▶ WHAT TO PRODUCE:
Quote the data below in full, minus the images.

▶ DATASET ENTRIES:

★ ★ ★ ★ ★

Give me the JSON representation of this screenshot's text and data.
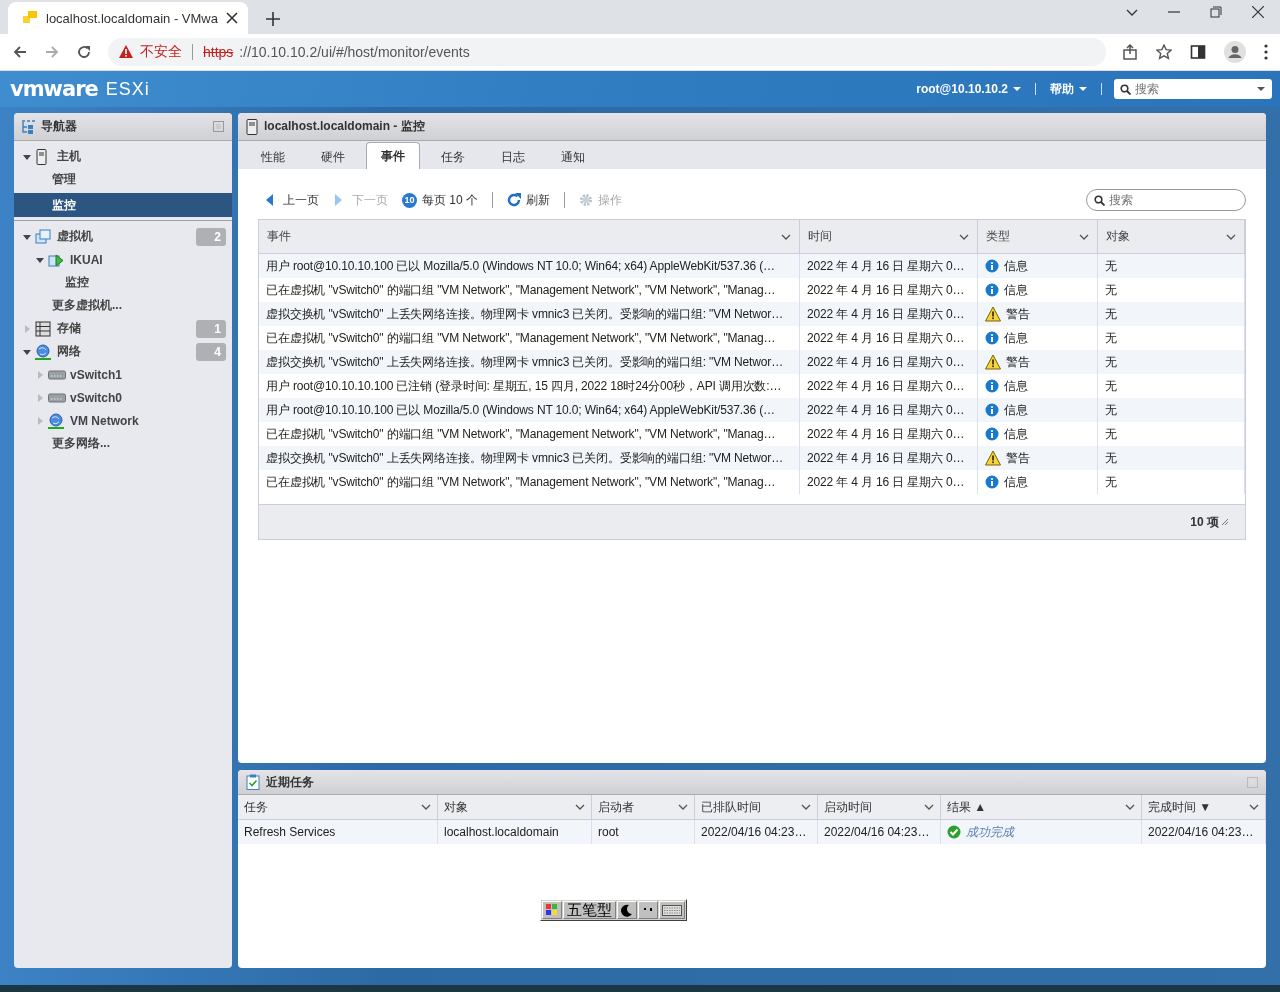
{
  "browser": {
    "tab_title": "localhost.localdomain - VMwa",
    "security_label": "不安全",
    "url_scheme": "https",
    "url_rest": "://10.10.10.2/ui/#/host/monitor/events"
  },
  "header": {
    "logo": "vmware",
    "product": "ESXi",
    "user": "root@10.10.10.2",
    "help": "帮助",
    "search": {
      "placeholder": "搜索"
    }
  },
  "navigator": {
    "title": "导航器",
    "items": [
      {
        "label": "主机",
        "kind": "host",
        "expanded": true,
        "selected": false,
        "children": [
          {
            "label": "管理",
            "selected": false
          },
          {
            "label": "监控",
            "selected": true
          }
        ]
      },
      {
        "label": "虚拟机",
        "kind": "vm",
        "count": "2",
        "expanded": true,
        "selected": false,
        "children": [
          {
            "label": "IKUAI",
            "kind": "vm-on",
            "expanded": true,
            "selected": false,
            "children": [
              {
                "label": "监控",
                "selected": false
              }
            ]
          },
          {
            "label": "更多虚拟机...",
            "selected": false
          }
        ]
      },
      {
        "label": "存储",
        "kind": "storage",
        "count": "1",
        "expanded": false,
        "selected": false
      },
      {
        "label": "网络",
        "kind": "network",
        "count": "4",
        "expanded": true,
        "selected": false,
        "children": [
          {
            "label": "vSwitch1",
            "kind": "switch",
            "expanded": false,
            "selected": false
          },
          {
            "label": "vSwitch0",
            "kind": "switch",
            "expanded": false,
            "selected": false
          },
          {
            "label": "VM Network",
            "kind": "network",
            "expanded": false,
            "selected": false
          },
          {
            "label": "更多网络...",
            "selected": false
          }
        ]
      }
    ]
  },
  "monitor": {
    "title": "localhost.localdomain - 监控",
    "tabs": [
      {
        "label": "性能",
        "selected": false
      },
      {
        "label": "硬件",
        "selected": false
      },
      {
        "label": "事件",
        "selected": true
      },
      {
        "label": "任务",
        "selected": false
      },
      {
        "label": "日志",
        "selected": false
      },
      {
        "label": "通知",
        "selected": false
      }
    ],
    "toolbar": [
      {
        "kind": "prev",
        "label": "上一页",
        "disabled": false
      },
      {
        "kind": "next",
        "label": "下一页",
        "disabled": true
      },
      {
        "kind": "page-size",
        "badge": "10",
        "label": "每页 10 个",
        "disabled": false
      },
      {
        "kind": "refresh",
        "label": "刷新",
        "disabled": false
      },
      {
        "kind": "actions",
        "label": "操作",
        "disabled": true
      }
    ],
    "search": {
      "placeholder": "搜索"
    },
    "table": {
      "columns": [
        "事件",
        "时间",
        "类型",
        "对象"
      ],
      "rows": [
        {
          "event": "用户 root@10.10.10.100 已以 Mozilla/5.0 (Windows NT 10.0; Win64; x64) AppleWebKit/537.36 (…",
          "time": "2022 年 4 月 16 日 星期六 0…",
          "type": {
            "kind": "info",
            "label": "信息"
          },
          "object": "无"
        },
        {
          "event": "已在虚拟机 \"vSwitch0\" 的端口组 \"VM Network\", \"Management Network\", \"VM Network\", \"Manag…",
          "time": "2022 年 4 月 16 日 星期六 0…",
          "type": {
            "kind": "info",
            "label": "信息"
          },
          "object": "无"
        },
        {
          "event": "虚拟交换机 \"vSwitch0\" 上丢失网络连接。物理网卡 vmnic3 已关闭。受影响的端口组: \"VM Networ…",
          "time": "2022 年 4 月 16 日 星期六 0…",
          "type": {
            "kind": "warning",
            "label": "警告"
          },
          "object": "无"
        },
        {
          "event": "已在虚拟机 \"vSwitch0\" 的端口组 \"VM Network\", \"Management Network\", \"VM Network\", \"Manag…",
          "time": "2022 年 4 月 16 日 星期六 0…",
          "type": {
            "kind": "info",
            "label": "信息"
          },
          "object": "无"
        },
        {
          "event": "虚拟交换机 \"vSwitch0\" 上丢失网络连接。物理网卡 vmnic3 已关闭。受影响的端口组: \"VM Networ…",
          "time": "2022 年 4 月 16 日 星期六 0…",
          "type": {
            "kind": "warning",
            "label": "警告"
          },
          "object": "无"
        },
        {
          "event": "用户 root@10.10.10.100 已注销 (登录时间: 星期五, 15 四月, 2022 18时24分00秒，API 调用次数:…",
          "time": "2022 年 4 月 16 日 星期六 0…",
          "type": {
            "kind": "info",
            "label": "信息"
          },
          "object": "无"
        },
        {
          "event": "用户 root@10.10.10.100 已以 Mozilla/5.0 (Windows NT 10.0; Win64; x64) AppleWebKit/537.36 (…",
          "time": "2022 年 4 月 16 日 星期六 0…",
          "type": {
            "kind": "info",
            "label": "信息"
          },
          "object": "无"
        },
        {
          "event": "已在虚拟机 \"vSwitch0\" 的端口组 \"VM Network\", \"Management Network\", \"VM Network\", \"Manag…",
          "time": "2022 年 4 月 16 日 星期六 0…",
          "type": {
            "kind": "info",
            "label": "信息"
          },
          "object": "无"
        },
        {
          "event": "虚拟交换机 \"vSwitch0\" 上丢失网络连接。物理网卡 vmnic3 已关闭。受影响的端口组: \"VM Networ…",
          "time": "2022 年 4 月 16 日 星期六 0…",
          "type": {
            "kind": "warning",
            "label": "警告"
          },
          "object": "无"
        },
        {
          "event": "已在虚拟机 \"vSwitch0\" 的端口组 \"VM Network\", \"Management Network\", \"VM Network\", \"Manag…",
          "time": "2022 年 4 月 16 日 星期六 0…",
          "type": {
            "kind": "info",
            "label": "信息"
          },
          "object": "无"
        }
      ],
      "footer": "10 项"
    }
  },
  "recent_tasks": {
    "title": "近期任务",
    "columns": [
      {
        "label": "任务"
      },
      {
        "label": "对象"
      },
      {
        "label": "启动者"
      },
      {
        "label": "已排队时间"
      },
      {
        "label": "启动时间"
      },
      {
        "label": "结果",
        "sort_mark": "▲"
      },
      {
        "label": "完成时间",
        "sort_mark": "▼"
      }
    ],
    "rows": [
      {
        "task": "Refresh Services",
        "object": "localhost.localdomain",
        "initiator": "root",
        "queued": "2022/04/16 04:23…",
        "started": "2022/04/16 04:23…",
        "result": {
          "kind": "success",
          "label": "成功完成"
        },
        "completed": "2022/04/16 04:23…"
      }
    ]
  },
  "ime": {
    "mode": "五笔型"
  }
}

★ ★ ★ ★ ★

▶ RESPONSE TO THE TASK:
Give me the JSON representation of this screenshot's text and data.
{
  "browser": {
    "tab_title": "localhost.localdomain - VMwa",
    "security_label": "不安全",
    "url_scheme": "https",
    "url_rest": "://10.10.10.2/ui/#/host/monitor/events"
  },
  "header": {
    "logo": "vmware",
    "product": "ESXi",
    "user": "root@10.10.10.2",
    "help": "帮助",
    "search": {
      "placeholder": "搜索"
    }
  },
  "navigator": {
    "title": "导航器",
    "items": [
      {
        "label": "主机",
        "kind": "host",
        "expanded": true,
        "selected": false,
        "children": [
          {
            "label": "管理",
            "selected": false
          },
          {
            "label": "监控",
            "selected": true
          }
        ]
      },
      {
        "label": "虚拟机",
        "kind": "vm",
        "count": "2",
        "expanded": true,
        "selected": false,
        "children": [
          {
            "label": "IKUAI",
            "kind": "vm-on",
            "expanded": true,
            "selected": false,
            "children": [
              {
                "label": "监控",
                "selected": false
              }
            ]
          },
          {
            "label": "更多虚拟机...",
            "selected": false
          }
        ]
      },
      {
        "label": "存储",
        "kind": "storage",
        "count": "1",
        "expanded": false,
        "selected": false
      },
      {
        "label": "网络",
        "kind": "network",
        "count": "4",
        "expanded": true,
        "selected": false,
        "children": [
          {
            "label": "vSwitch1",
            "kind": "switch",
            "expanded": false,
            "selected": false
          },
          {
            "label": "vSwitch0",
            "kind": "switch",
            "expanded": false,
            "selected": false
          },
          {
            "label": "VM Network",
            "kind": "network",
            "expanded": false,
            "selected": false
          },
          {
            "label": "更多网络...",
            "selected": false
          }
        ]
      }
    ]
  },
  "monitor": {
    "title": "localhost.localdomain - 监控",
    "tabs": [
      {
        "label": "性能",
        "selected": false
      },
      {
        "label": "硬件",
        "selected": false
      },
      {
        "label": "事件",
        "selected": true
      },
      {
        "label": "任务",
        "selected": false
      },
      {
        "label": "日志",
        "selected": false
      },
      {
        "label": "通知",
        "selected": false
      }
    ],
    "toolbar": [
      {
        "kind": "prev",
        "label": "上一页",
        "disabled": false
      },
      {
        "kind": "next",
        "label": "下一页",
        "disabled": true
      },
      {
        "kind": "page-size",
        "badge": "10",
        "label": "每页 10 个",
        "disabled": false
      },
      {
        "kind": "refresh",
        "label": "刷新",
        "disabled": false
      },
      {
        "kind": "actions",
        "label": "操作",
        "disabled": true
      }
    ],
    "search": {
      "placeholder": "搜索"
    },
    "table": {
      "columns": [
        "事件",
        "时间",
        "类型",
        "对象"
      ],
      "rows": [
        {
          "event": "用户 root@10.10.10.100 已以 Mozilla/5.0 (Windows NT 10.0; Win64; x64) AppleWebKit/537.36 (…",
          "time": "2022 年 4 月 16 日 星期六 0…",
          "type": {
            "kind": "info",
            "label": "信息"
          },
          "object": "无"
        },
        {
          "event": "已在虚拟机 \"vSwitch0\" 的端口组 \"VM Network\", \"Management Network\", \"VM Network\", \"Manag…",
          "time": "2022 年 4 月 16 日 星期六 0…",
          "type": {
            "kind": "info",
            "label": "信息"
          },
          "object": "无"
        },
        {
          "event": "虚拟交换机 \"vSwitch0\" 上丢失网络连接。物理网卡 vmnic3 已关闭。受影响的端口组: \"VM Networ…",
          "time": "2022 年 4 月 16 日 星期六 0…",
          "type": {
            "kind": "warning",
            "label": "警告"
          },
          "object": "无"
        },
        {
          "event": "已在虚拟机 \"vSwitch0\" 的端口组 \"VM Network\", \"Management Network\", \"VM Network\", \"Manag…",
          "time": "2022 年 4 月 16 日 星期六 0…",
          "type": {
            "kind": "info",
            "label": "信息"
          },
          "object": "无"
        },
        {
          "event": "虚拟交换机 \"vSwitch0\" 上丢失网络连接。物理网卡 vmnic3 已关闭。受影响的端口组: \"VM Networ…",
          "time": "2022 年 4 月 16 日 星期六 0…",
          "type": {
            "kind": "warning",
            "label": "警告"
          },
          "object": "无"
        },
        {
          "event": "用户 root@10.10.10.100 已注销 (登录时间: 星期五, 15 四月, 2022 18时24分00秒，API 调用次数:…",
          "time": "2022 年 4 月 16 日 星期六 0…",
          "type": {
            "kind": "info",
            "label": "信息"
          },
          "object": "无"
        },
        {
          "event": "用户 root@10.10.10.100 已以 Mozilla/5.0 (Windows NT 10.0; Win64; x64) AppleWebKit/537.36 (…",
          "time": "2022 年 4 月 16 日 星期六 0…",
          "type": {
            "kind": "info",
            "label": "信息"
          },
          "object": "无"
        },
        {
          "event": "已在虚拟机 \"vSwitch0\" 的端口组 \"VM Network\", \"Management Network\", \"VM Network\", \"Manag…",
          "time": "2022 年 4 月 16 日 星期六 0…",
          "type": {
            "kind": "info",
            "label": "信息"
          },
          "object": "无"
        },
        {
          "event": "虚拟交换机 \"vSwitch0\" 上丢失网络连接。物理网卡 vmnic3 已关闭。受影响的端口组: \"VM Networ…",
          "time": "2022 年 4 月 16 日 星期六 0…",
          "type": {
            "kind": "warning",
            "label": "警告"
          },
          "object": "无"
        },
        {
          "event": "已在虚拟机 \"vSwitch0\" 的端口组 \"VM Network\", \"Management Network\", \"VM Network\", \"Manag…",
          "time": "2022 年 4 月 16 日 星期六 0…",
          "type": {
            "kind": "info",
            "label": "信息"
          },
          "object": "无"
        }
      ],
      "footer": "10 项"
    }
  },
  "recent_tasks": {
    "title": "近期任务",
    "columns": [
      {
        "label": "任务"
      },
      {
        "label": "对象"
      },
      {
        "label": "启动者"
      },
      {
        "label": "已排队时间"
      },
      {
        "label": "启动时间"
      },
      {
        "label": "结果",
        "sort_mark": "▲"
      },
      {
        "label": "完成时间",
        "sort_mark": "▼"
      }
    ],
    "rows": [
      {
        "task": "Refresh Services",
        "object": "localhost.localdomain",
        "initiator": "root",
        "queued": "2022/04/16 04:23…",
        "started": "2022/04/16 04:23…",
        "result": {
          "kind": "success",
          "label": "成功完成"
        },
        "completed": "2022/04/16 04:23…"
      }
    ]
  },
  "ime": {
    "mode": "五笔型"
  }
}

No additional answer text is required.